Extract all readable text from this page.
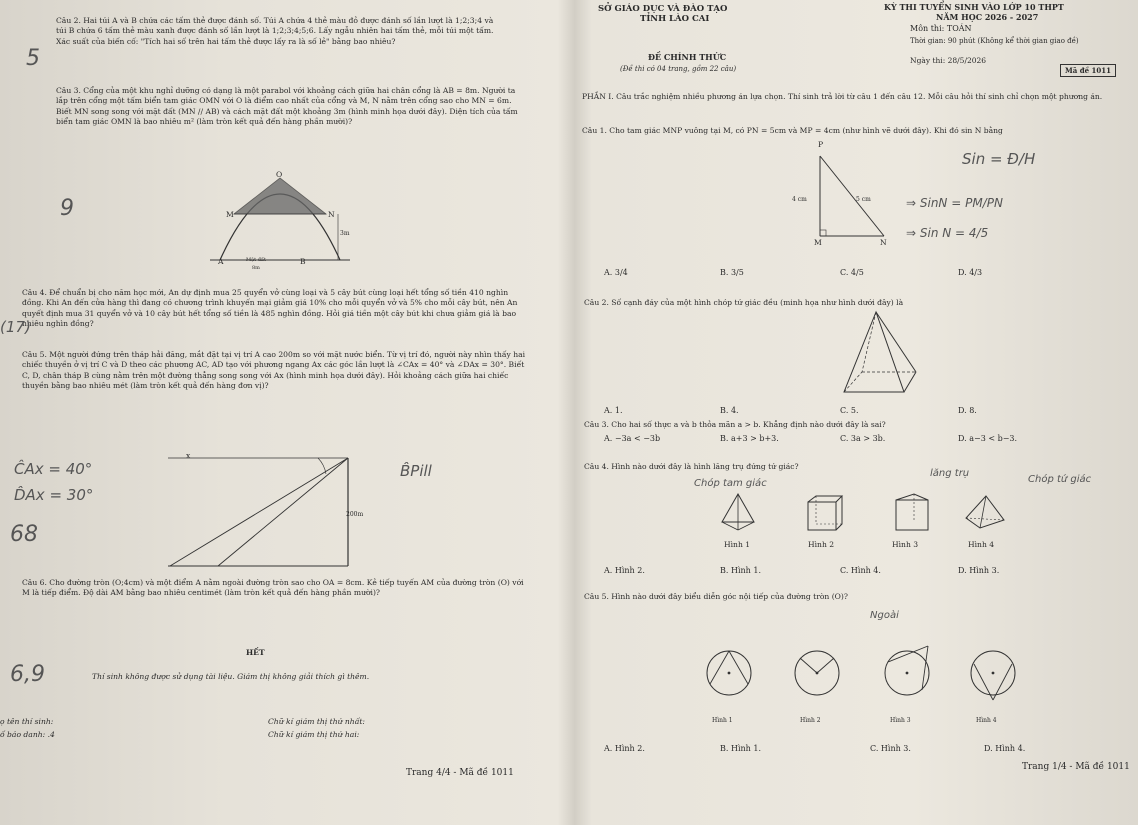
Câu 2. Hai túi A và B chứa các tấm thẻ được đánh số. Túi A chứa 4 thẻ màu đỏ được đánh số lần lượt là 1;2;3;4 và túi B chứa 6 tấm thẻ màu xanh được đánh số lần lượt là 1;2;3;4;5;6. Lấy ngẫu nhiên hai tấm thẻ, mỗi túi một tấm. Xác suất của biến cố: "Tích hai số trên hai tấm thẻ được lấy ra là số lẻ" bằng bao nhiêu?
Câu 3. Cổng của một khu nghỉ dưỡng có dạng là một parabol với khoảng cách giữa hai chân cổng là AB = 8m. Người ta lắp trên cổng một tấm biển tam giác OMN với O là điểm cao nhất của cổng và M, N nằm trên cổng sao cho MN = 6m. Biết MN song song với mặt đất (MN // AB) và cách mặt đất một khoảng 3m (hình minh họa dưới đây). Diện tích của tấm biển tam giác OMN là bao nhiêu m² (làm tròn kết quả đến hàng phần mười)?
O
M	N
3m
A	B
Mặt đất
8m
Câu 4. Để chuẩn bị cho năm học mới, An dự định mua 25 quyển vở cùng loại và 5 cây bút cùng loại hết tổng số tiền 410 nghìn đồng. Khi An đến cửa hàng thì đang có chương trình khuyến mại giảm giá 10% cho mỗi quyển vở và 5% cho mỗi cây bút, nên An quyết định mua 31 quyển vở và 10 cây bút hết tổng số tiền là 485 nghìn đồng. Hỏi giá tiền một cây bút khi chưa giảm giá là bao nhiêu nghìn đồng?
Câu 5. Một người đứng trên tháp hải đăng, mắt đặt tại vị trí A cao 200m so với mặt nước biển. Từ vị trí đó, người này nhìn thấy hai chiếc thuyền ở vị trí C và D theo các phương AC, AD tạo với phương ngang Ax các góc lần lượt là ∠CAx = 40° và ∠DAx = 30°. Biết C, D, chân tháp B cùng nằm trên một đường thẳng song song với Ax (hình minh họa dưới đây). Hỏi khoảng cách giữa hai chiếc thuyền bằng bao nhiêu mét (làm tròn kết quả đến hàng đơn vị)?
x
200m
Câu 6. Cho đường tròn (O;4cm) và một điểm A nằm ngoài đường tròn sao cho OA = 8cm. Kẻ tiếp tuyến AM của đường tròn (O) với M là tiếp điểm. Độ dài AM bằng bao nhiêu centimét (làm tròn kết quả đến hàng phần mười)?
HẾT
Thí sinh không được sử dụng tài liệu. Giám thị không giải thích gì thêm.
ọ tên thí sinh:
ố báo danh: .4
Chữ kí giám thị thứ nhất:
Chữ kí giám thị thứ hai:
Trang 4/4 - Mã đề 1011
5
9
(17)
ĈAx = 40°
D̂Ax = 30°
68
6,9
B̂Pill
SỞ GIÁO DỤC VÀ ĐÀO TẠO
TỈNH LÀO CAI
ĐỀ CHÍNH THỨC
(Đề thi có 04 trang, gồm 22 câu)
KỲ THI TUYỂN SINH VÀO LỚP 10 THPT
NĂM HỌC 2026 - 2027
Môn thi: TOÁN
Thời gian: 90 phút (Không kể thời gian giao đề)
Ngày thi: 28/5/2026
Mã đề 1011
PHẦN I. Câu trắc nghiệm nhiều phương án lựa chọn. Thí sinh trả lời từ câu 1 đến câu 12. Mỗi câu hỏi thí sinh chỉ chọn một phương án.
Câu 1. Cho tam giác MNP vuông tại M, có PN = 5cm và MP = 4cm (như hình vẽ dưới đây). Khi đó sin N bằng
P
M	N
4 cm	5 cm
A. 3/4	B. 3/5	C. 4/5	D. 4/3
Câu 2. Số cạnh đáy của một hình chóp tứ giác đều (minh họa như hình dưới đây) là
A. 1.	B. 4.	C. 5.	D. 8.
Câu 3. Cho hai số thực a và b thỏa mãn a > b. Khẳng định nào dưới đây là sai?
A. −3a < −3b	B. a+3 > b+3.	C. 3a > 3b.	D. a−3 < b−3.
Câu 4. Hình nào dưới đây là hình lăng trụ đứng tứ giác?
Hình 1	Hình 2	Hình 3	Hình 4
A. Hình 2.	B. Hình 1.	C. Hình 4.	D. Hình 3.
Câu 5. Hình nào dưới đây biểu diễn góc nội tiếp của đường tròn (O)?
Hình 1	Hình 2	Hình 3	Hình 4
A. Hình 2.	B. Hình 1.	C. Hình 3.	D. Hình 4.
Trang 1/4 - Mã đề 1011
Sin = Đ/H
⇒ SinN = PM/PN
⇒ Sin N = 4/5
Chóp tam giác
lăng trụ
Chóp tứ giác
Ngoài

● ● ●

> **What the task asks**: Output each line exactly; omit every picture.

> **Response to this task**:
Extract all readable text from this page.
Câu 2. Hai túi A và B chứa các tấm thẻ được đánh số. Túi A chứa 4 thẻ màu đỏ được đánh số lần lượt là 1;2;3;4 và túi B chứa 6 tấm thẻ màu xanh được đánh số lần lượt là 1;2;3;4;5;6. Lấy ngẫu nhiên hai tấm thẻ, mỗi túi một tấm. Xác suất của biến cố: "Tích hai số trên hai tấm thẻ được lấy ra là số lẻ" bằng bao nhiêu?
Câu 3. Cổng của một khu nghỉ dưỡng có dạng là một parabol với khoảng cách giữa hai chân cổng là AB = 8m. Người ta lắp trên cổng một tấm biển tam giác OMN với O là điểm cao nhất của cổng và M, N nằm trên cổng sao cho MN = 6m. Biết MN song song với mặt đất (MN // AB) và cách mặt đất một khoảng 3m (hình minh họa dưới đây). Diện tích của tấm biển tam giác OMN là bao nhiêu m² (làm tròn kết quả đến hàng phần mười)?
O
M	N
3m
A	B
Mặt đất
8m
Câu 4. Để chuẩn bị cho năm học mới, An dự định mua 25 quyển vở cùng loại và 5 cây bút cùng loại hết tổng số tiền 410 nghìn đồng. Khi An đến cửa hàng thì đang có chương trình khuyến mại giảm giá 10% cho mỗi quyển vở và 5% cho mỗi cây bút, nên An quyết định mua 31 quyển vở và 10 cây bút hết tổng số tiền là 485 nghìn đồng. Hỏi giá tiền một cây bút khi chưa giảm giá là bao nhiêu nghìn đồng?
Câu 5. Một người đứng trên tháp hải đăng, mắt đặt tại vị trí A cao 200m so với mặt nước biển. Từ vị trí đó, người này nhìn thấy hai chiếc thuyền ở vị trí C và D theo các phương AC, AD tạo với phương ngang Ax các góc lần lượt là ∠CAx = 40° và ∠DAx = 30°. Biết C, D, chân tháp B cùng nằm trên một đường thẳng song song với Ax (hình minh họa dưới đây). Hỏi khoảng cách giữa hai chiếc thuyền bằng bao nhiêu mét (làm tròn kết quả đến hàng đơn vị)?
x
200m
Câu 6. Cho đường tròn (O;4cm) và một điểm A nằm ngoài đường tròn sao cho OA = 8cm. Kẻ tiếp tuyến AM của đường tròn (O) với M là tiếp điểm. Độ dài AM bằng bao nhiêu centimét (làm tròn kết quả đến hàng phần mười)?
HẾT
Thí sinh không được sử dụng tài liệu. Giám thị không giải thích gì thêm.
ọ tên thí sinh:
ố báo danh: .4
Chữ kí giám thị thứ nhất:
Chữ kí giám thị thứ hai:
Trang 4/4 - Mã đề 1011
5
9
(17)
ĈAx = 40°
D̂Ax = 30°
68
6,9
B̂Pill
SỞ GIÁO DỤC VÀ ĐÀO TẠO
TỈNH LÀO CAI
ĐỀ CHÍNH THỨC
(Đề thi có 04 trang, gồm 22 câu)
KỲ THI TUYỂN SINH VÀO LỚP 10 THPT
NĂM HỌC 2026 - 2027
Môn thi: TOÁN
Thời gian: 90 phút (Không kể thời gian giao đề)
Ngày thi: 28/5/2026
Mã đề 1011
PHẦN I. Câu trắc nghiệm nhiều phương án lựa chọn. Thí sinh trả lời từ câu 1 đến câu 12. Mỗi câu hỏi thí sinh chỉ chọn một phương án.
Câu 1. Cho tam giác MNP vuông tại M, có PN = 5cm và MP = 4cm (như hình vẽ dưới đây). Khi đó sin N bằng
P
M	N
4 cm	5 cm
A. 3/4	B. 3/5	C. 4/5	D. 4/3
Câu 2. Số cạnh đáy của một hình chóp tứ giác đều (minh họa như hình dưới đây) là
A. 1.	B. 4.	C. 5.	D. 8.
Câu 3. Cho hai số thực a và b thỏa mãn a > b. Khẳng định nào dưới đây là sai?
A. −3a < −3b	B. a+3 > b+3.	C. 3a > 3b.	D. a−3 < b−3.
Câu 4. Hình nào dưới đây là hình lăng trụ đứng tứ giác?
Hình 1	Hình 2	Hình 3	Hình 4
A. Hình 2.	B. Hình 1.	C. Hình 4.	D. Hình 3.
Câu 5. Hình nào dưới đây biểu diễn góc nội tiếp của đường tròn (O)?
Hình 1	Hình 2	Hình 3	Hình 4
A. Hình 2.	B. Hình 1.	C. Hình 3.	D. Hình 4.
Trang 1/4 - Mã đề 1011
Sin = Đ/H
⇒ SinN = PM/PN
⇒ Sin N = 4/5
Chóp tam giác
lăng trụ
Chóp tứ giác
Ngoài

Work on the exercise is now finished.